(Collected data)
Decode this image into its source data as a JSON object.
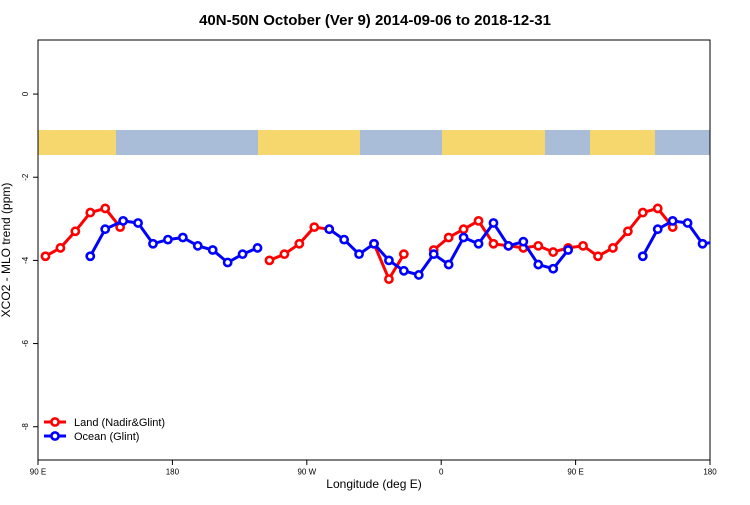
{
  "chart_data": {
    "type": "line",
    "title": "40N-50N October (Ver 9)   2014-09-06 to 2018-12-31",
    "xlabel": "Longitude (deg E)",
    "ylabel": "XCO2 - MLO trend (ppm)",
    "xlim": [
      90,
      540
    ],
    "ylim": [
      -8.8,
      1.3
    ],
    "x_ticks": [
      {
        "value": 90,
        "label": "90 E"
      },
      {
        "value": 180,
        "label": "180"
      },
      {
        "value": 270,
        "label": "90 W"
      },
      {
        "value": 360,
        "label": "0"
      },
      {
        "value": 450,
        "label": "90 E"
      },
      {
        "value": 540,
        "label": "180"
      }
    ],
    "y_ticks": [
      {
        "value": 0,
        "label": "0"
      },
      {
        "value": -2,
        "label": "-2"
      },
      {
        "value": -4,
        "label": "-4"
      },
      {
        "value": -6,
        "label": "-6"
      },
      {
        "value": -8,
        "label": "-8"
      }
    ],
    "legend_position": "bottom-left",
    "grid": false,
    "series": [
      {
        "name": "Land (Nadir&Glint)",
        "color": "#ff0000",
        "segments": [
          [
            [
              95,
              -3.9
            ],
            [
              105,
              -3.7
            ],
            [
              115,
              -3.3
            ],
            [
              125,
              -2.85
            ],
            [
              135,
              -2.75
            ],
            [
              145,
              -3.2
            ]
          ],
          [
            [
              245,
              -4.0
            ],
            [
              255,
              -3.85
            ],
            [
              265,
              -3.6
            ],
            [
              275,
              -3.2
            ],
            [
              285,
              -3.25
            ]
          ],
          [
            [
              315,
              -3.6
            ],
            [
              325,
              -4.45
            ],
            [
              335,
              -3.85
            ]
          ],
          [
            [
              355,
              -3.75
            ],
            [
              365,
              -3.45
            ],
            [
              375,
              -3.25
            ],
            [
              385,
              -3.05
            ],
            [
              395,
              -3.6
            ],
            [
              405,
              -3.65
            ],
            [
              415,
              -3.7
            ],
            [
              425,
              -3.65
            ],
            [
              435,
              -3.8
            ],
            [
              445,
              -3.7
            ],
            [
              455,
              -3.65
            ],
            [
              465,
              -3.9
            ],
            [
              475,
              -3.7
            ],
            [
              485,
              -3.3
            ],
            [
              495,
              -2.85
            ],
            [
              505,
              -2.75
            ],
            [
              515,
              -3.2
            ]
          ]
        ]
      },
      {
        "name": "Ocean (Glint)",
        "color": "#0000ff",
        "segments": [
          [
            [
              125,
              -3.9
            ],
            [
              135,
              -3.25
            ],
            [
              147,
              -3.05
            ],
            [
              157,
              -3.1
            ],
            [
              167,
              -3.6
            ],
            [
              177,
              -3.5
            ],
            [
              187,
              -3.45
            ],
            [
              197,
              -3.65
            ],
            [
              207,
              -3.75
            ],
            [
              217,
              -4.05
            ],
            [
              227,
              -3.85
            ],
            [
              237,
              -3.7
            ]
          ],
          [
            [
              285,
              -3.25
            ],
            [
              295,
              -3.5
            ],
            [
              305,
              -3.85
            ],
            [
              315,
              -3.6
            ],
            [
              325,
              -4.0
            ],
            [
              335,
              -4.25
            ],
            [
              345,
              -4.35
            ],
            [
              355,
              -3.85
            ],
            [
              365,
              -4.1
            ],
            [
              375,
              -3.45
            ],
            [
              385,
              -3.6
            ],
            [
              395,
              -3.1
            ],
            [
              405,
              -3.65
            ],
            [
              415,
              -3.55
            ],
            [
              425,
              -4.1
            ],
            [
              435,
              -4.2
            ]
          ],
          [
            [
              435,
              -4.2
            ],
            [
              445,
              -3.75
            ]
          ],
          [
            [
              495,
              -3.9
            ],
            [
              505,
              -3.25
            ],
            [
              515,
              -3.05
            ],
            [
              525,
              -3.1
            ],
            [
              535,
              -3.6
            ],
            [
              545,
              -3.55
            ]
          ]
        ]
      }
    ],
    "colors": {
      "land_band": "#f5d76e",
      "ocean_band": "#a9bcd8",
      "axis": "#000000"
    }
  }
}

• _To be done_
Output the data above without changes, apart from leaving out the pictures.

• _Output below_
Decode this image into its source data as a JSON object.
{
  "chart_data": {
    "type": "line",
    "title": "40N-50N October (Ver 9)   2014-09-06 to 2018-12-31",
    "xlabel": "Longitude (deg E)",
    "ylabel": "XCO2 - MLO trend (ppm)",
    "xlim": [
      90,
      540
    ],
    "ylim": [
      -8.8,
      1.3
    ],
    "x_ticks": [
      {
        "value": 90,
        "label": "90 E"
      },
      {
        "value": 180,
        "label": "180"
      },
      {
        "value": 270,
        "label": "90 W"
      },
      {
        "value": 360,
        "label": "0"
      },
      {
        "value": 450,
        "label": "90 E"
      },
      {
        "value": 540,
        "label": "180"
      }
    ],
    "y_ticks": [
      {
        "value": 0,
        "label": "0"
      },
      {
        "value": -2,
        "label": "-2"
      },
      {
        "value": -4,
        "label": "-4"
      },
      {
        "value": -6,
        "label": "-6"
      },
      {
        "value": -8,
        "label": "-8"
      }
    ],
    "legend_position": "bottom-left",
    "grid": false,
    "series": [
      {
        "name": "Land (Nadir&Glint)",
        "color": "#ff0000",
        "segments": [
          [
            [
              95,
              -3.9
            ],
            [
              105,
              -3.7
            ],
            [
              115,
              -3.3
            ],
            [
              125,
              -2.85
            ],
            [
              135,
              -2.75
            ],
            [
              145,
              -3.2
            ]
          ],
          [
            [
              245,
              -4.0
            ],
            [
              255,
              -3.85
            ],
            [
              265,
              -3.6
            ],
            [
              275,
              -3.2
            ],
            [
              285,
              -3.25
            ]
          ],
          [
            [
              315,
              -3.6
            ],
            [
              325,
              -4.45
            ],
            [
              335,
              -3.85
            ]
          ],
          [
            [
              355,
              -3.75
            ],
            [
              365,
              -3.45
            ],
            [
              375,
              -3.25
            ],
            [
              385,
              -3.05
            ],
            [
              395,
              -3.6
            ],
            [
              405,
              -3.65
            ],
            [
              415,
              -3.7
            ],
            [
              425,
              -3.65
            ],
            [
              435,
              -3.8
            ],
            [
              445,
              -3.7
            ],
            [
              455,
              -3.65
            ],
            [
              465,
              -3.9
            ],
            [
              475,
              -3.7
            ],
            [
              485,
              -3.3
            ],
            [
              495,
              -2.85
            ],
            [
              505,
              -2.75
            ],
            [
              515,
              -3.2
            ]
          ]
        ]
      },
      {
        "name": "Ocean (Glint)",
        "color": "#0000ff",
        "segments": [
          [
            [
              125,
              -3.9
            ],
            [
              135,
              -3.25
            ],
            [
              147,
              -3.05
            ],
            [
              157,
              -3.1
            ],
            [
              167,
              -3.6
            ],
            [
              177,
              -3.5
            ],
            [
              187,
              -3.45
            ],
            [
              197,
              -3.65
            ],
            [
              207,
              -3.75
            ],
            [
              217,
              -4.05
            ],
            [
              227,
              -3.85
            ],
            [
              237,
              -3.7
            ]
          ],
          [
            [
              285,
              -3.25
            ],
            [
              295,
              -3.5
            ],
            [
              305,
              -3.85
            ],
            [
              315,
              -3.6
            ],
            [
              325,
              -4.0
            ],
            [
              335,
              -4.25
            ],
            [
              345,
              -4.35
            ],
            [
              355,
              -3.85
            ],
            [
              365,
              -4.1
            ],
            [
              375,
              -3.45
            ],
            [
              385,
              -3.6
            ],
            [
              395,
              -3.1
            ],
            [
              405,
              -3.65
            ],
            [
              415,
              -3.55
            ],
            [
              425,
              -4.1
            ],
            [
              435,
              -4.2
            ]
          ],
          [
            [
              435,
              -4.2
            ],
            [
              445,
              -3.75
            ]
          ],
          [
            [
              495,
              -3.9
            ],
            [
              505,
              -3.25
            ],
            [
              515,
              -3.05
            ],
            [
              525,
              -3.1
            ],
            [
              535,
              -3.6
            ],
            [
              545,
              -3.55
            ]
          ]
        ]
      }
    ],
    "colors": {
      "land_band": "#f5d76e",
      "ocean_band": "#a9bcd8",
      "axis": "#000000"
    }
  }
}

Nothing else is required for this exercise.